*What is needed*. Copy out every line that contains "JSON".

## begin Excerpted records

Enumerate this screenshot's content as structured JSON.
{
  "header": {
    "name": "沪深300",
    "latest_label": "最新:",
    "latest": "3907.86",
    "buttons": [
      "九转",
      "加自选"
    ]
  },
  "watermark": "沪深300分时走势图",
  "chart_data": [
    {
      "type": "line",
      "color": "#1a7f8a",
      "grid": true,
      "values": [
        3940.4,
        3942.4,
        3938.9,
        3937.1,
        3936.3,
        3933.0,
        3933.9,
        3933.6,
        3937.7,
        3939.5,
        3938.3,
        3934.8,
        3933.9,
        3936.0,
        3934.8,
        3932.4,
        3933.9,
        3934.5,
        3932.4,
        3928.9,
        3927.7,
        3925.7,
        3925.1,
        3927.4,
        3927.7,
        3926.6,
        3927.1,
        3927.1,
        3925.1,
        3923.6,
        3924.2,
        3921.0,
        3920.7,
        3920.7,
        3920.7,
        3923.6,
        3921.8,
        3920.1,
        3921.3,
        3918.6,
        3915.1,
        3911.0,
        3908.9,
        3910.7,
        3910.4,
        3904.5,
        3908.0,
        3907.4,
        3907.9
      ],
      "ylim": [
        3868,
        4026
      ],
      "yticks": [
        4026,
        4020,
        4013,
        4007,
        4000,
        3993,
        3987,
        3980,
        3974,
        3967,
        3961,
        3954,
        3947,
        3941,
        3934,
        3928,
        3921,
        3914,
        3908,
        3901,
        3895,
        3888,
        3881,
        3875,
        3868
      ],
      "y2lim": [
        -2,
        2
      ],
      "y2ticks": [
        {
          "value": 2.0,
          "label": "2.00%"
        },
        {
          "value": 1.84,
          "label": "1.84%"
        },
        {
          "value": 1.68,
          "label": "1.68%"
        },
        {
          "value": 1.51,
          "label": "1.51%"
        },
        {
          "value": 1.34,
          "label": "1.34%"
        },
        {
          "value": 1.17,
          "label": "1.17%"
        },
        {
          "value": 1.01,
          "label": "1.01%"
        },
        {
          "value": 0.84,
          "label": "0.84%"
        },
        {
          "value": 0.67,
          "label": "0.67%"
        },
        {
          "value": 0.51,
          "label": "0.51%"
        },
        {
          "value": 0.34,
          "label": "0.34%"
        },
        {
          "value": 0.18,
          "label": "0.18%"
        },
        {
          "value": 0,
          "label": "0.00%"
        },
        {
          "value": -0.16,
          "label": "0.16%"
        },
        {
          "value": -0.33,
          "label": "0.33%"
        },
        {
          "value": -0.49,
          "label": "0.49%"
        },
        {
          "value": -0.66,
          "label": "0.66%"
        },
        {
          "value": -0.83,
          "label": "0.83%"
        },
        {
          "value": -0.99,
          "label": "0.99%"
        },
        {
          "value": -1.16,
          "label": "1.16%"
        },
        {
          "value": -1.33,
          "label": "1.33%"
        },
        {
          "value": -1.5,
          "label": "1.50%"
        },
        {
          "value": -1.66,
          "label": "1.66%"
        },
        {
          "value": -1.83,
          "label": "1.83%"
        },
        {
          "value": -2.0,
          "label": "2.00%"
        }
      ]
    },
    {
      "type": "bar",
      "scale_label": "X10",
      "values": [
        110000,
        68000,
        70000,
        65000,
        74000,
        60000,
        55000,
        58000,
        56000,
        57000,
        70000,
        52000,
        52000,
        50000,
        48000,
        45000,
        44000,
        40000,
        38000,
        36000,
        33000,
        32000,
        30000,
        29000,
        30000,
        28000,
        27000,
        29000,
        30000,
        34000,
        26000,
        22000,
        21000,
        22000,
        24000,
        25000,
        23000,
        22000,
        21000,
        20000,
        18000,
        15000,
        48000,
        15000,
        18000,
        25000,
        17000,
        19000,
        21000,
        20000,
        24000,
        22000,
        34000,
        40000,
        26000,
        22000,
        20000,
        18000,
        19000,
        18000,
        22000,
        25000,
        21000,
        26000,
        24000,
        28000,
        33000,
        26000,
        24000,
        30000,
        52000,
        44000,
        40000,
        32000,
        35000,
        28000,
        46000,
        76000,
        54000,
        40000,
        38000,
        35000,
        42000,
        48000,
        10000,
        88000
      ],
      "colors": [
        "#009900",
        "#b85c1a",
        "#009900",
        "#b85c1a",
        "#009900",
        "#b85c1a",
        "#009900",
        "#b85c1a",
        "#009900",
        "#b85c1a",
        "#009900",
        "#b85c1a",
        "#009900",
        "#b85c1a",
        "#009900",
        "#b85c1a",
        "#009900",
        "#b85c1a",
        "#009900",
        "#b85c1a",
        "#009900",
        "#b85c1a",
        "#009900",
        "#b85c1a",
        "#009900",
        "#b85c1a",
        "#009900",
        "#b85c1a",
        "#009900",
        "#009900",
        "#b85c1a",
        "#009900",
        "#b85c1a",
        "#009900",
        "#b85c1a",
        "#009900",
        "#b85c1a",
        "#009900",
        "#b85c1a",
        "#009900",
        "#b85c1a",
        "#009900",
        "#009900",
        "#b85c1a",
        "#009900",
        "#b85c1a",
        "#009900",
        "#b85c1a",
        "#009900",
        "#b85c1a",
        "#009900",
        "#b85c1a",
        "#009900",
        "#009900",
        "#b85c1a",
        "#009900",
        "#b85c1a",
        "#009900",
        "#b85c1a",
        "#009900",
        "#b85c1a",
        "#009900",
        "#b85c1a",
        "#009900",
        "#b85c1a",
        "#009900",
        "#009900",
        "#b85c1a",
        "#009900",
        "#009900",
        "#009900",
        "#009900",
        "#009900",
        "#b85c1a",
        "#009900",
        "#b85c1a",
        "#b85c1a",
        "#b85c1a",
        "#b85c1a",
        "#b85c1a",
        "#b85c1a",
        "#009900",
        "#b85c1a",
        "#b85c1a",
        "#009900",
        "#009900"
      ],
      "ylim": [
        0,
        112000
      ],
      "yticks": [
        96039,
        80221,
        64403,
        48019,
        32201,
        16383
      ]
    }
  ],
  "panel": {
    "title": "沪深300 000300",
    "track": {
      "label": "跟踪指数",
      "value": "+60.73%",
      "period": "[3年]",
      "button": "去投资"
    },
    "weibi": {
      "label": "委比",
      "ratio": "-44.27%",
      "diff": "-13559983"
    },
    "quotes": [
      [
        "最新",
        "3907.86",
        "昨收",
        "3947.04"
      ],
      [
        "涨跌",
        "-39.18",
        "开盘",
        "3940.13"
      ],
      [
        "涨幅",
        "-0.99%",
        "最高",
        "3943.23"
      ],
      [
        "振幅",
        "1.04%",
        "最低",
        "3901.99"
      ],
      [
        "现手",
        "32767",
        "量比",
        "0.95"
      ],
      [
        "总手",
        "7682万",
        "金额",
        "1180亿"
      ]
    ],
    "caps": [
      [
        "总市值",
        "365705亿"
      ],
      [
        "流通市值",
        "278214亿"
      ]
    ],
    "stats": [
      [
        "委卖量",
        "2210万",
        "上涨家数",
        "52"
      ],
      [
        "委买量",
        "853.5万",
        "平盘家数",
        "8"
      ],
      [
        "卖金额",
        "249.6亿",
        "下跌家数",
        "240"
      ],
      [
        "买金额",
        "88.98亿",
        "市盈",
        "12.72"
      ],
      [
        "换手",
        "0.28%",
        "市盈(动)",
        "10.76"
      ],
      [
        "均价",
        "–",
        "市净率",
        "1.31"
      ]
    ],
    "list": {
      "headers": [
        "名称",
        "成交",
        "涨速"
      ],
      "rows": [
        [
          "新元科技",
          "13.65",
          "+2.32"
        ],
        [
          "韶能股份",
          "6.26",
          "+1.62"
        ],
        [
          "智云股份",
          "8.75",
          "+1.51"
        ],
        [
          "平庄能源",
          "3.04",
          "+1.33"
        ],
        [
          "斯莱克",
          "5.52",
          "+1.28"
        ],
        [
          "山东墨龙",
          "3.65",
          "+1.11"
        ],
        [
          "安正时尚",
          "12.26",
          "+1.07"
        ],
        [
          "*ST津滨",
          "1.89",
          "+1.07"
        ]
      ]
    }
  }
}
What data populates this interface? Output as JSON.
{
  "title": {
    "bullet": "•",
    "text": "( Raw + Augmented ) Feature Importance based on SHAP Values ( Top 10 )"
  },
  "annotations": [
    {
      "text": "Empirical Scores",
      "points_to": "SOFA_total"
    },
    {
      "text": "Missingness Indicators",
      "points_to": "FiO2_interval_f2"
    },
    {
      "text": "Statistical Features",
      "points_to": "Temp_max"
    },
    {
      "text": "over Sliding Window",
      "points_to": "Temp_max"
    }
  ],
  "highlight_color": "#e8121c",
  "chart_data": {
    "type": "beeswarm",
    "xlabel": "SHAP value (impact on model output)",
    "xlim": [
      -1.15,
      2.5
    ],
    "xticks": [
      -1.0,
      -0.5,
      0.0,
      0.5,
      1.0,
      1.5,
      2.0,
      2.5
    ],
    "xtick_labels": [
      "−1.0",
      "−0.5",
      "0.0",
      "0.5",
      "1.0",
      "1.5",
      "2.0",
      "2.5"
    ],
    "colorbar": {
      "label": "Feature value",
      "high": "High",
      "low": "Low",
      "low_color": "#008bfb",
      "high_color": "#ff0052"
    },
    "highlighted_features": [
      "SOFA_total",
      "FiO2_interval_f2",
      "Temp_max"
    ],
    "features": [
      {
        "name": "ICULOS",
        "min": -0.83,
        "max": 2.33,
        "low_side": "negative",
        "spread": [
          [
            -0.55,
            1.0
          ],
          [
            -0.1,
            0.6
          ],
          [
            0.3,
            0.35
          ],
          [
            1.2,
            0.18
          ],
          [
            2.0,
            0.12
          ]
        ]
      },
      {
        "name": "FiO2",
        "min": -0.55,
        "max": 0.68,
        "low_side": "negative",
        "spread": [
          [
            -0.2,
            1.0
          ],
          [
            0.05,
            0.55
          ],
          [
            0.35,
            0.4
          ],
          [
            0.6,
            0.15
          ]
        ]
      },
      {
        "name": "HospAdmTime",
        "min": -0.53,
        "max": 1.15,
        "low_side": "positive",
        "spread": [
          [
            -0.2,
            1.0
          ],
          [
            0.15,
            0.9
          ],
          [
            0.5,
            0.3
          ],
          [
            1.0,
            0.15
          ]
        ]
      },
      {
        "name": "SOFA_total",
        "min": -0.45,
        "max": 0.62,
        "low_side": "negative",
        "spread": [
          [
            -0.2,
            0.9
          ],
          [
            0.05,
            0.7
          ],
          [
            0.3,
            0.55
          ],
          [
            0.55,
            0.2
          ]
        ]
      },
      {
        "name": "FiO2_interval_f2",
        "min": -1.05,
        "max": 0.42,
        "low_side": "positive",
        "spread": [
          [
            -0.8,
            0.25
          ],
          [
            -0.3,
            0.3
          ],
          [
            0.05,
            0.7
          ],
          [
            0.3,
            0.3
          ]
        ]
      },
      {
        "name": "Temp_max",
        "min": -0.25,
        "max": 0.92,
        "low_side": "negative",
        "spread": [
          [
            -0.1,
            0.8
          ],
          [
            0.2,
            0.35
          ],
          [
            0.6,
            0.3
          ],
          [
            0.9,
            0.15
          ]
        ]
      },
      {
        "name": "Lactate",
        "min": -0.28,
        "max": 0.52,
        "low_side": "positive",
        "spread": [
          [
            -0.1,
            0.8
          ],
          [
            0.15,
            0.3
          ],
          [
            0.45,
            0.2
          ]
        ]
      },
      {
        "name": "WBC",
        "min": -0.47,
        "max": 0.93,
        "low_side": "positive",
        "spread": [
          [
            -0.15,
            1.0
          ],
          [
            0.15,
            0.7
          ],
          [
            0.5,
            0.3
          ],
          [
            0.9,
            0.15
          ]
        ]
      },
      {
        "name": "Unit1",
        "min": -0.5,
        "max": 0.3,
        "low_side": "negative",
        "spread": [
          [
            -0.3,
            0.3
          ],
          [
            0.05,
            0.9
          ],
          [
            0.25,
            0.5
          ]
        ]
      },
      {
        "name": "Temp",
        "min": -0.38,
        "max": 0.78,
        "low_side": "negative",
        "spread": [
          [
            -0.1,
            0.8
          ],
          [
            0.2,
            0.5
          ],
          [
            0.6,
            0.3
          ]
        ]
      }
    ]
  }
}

## end Excerpted records

*Exercise result*.
Enumerate this screenshot's content as structured JSON.
What data populates this interface? Output as JSON.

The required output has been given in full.